*EXERCISE TASK*:
Copy the material below line for line without changing anything, but omit the picture.
>> start
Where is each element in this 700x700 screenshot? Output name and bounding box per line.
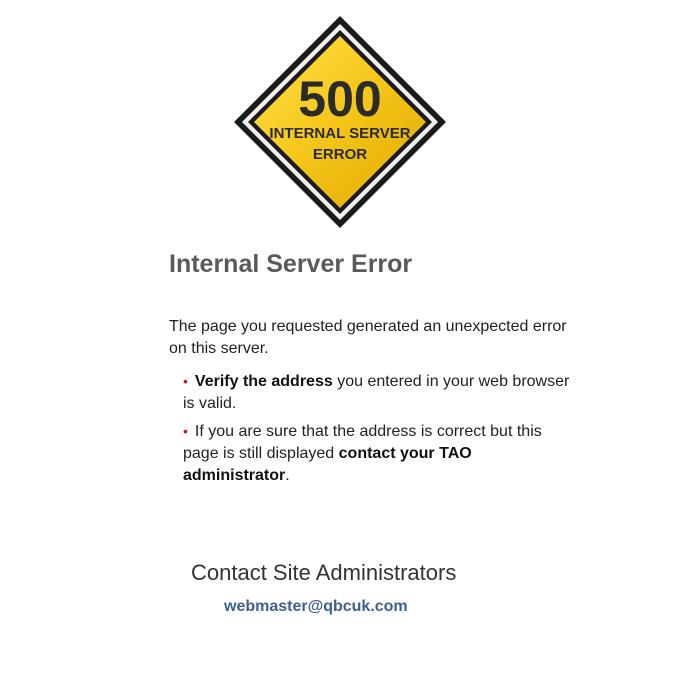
sign-line1: INTERNAL SERVER xyxy=(269,125,410,142)
tip-bold-text: Verify the address xyxy=(194,373,333,390)
contact-heading: Contact Site Administrators xyxy=(191,560,457,585)
sign-code: 500 xyxy=(298,71,381,127)
bullet-icon: • xyxy=(183,373,188,389)
error-description: The page you requested generated an unex… xyxy=(169,318,567,357)
tip-text-end: . xyxy=(285,467,290,484)
list-item: • Verify the address you entered in your … xyxy=(183,370,573,415)
sign-line2: ERROR xyxy=(313,146,367,163)
webmaster-email-link[interactable]: webmaster@qbcuk.com xyxy=(224,598,408,616)
list-item: • If you are sure that the address is cor… xyxy=(183,420,573,487)
tips-list: • Verify the address you entered in your … xyxy=(183,370,573,492)
page-title: Internal Server Error xyxy=(169,250,413,278)
warning-sign-image: 500 INTERNAL SERVER ERROR xyxy=(232,14,448,230)
bullet-icon: • xyxy=(183,423,188,439)
error-page: 500 INTERNAL SERVER ERROR Internal Serve… xyxy=(0,0,700,700)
>> end
*COMPLETED TASK*:
Where is each element in this 700x700 screenshot? Output name and bounding box per line.
sign-line1: INTERNAL SERVER xyxy=(269,125,410,142)
tip-bold-text: Verify the address xyxy=(194,373,333,390)
contact-heading: Contact Site Administrators xyxy=(191,560,457,585)
sign-code: 500 xyxy=(298,71,381,127)
bullet-icon: • xyxy=(183,373,188,389)
error-description: The page you requested generated an unex… xyxy=(169,318,567,357)
tip-text-end: . xyxy=(285,467,290,484)
list-item: • Verify the address you entered in your … xyxy=(183,370,573,415)
sign-line2: ERROR xyxy=(313,146,367,163)
webmaster-email-link[interactable]: webmaster@qbcuk.com xyxy=(224,598,408,616)
list-item: • If you are sure that the address is cor… xyxy=(183,420,573,487)
tips-list: • Verify the address you entered in your … xyxy=(183,370,573,492)
page-title: Internal Server Error xyxy=(169,250,413,278)
warning-sign-image: 500 INTERNAL SERVER ERROR xyxy=(232,14,448,230)
bullet-icon: • xyxy=(183,423,188,439)
error-page: 500 INTERNAL SERVER ERROR Internal Serve… xyxy=(0,0,700,700)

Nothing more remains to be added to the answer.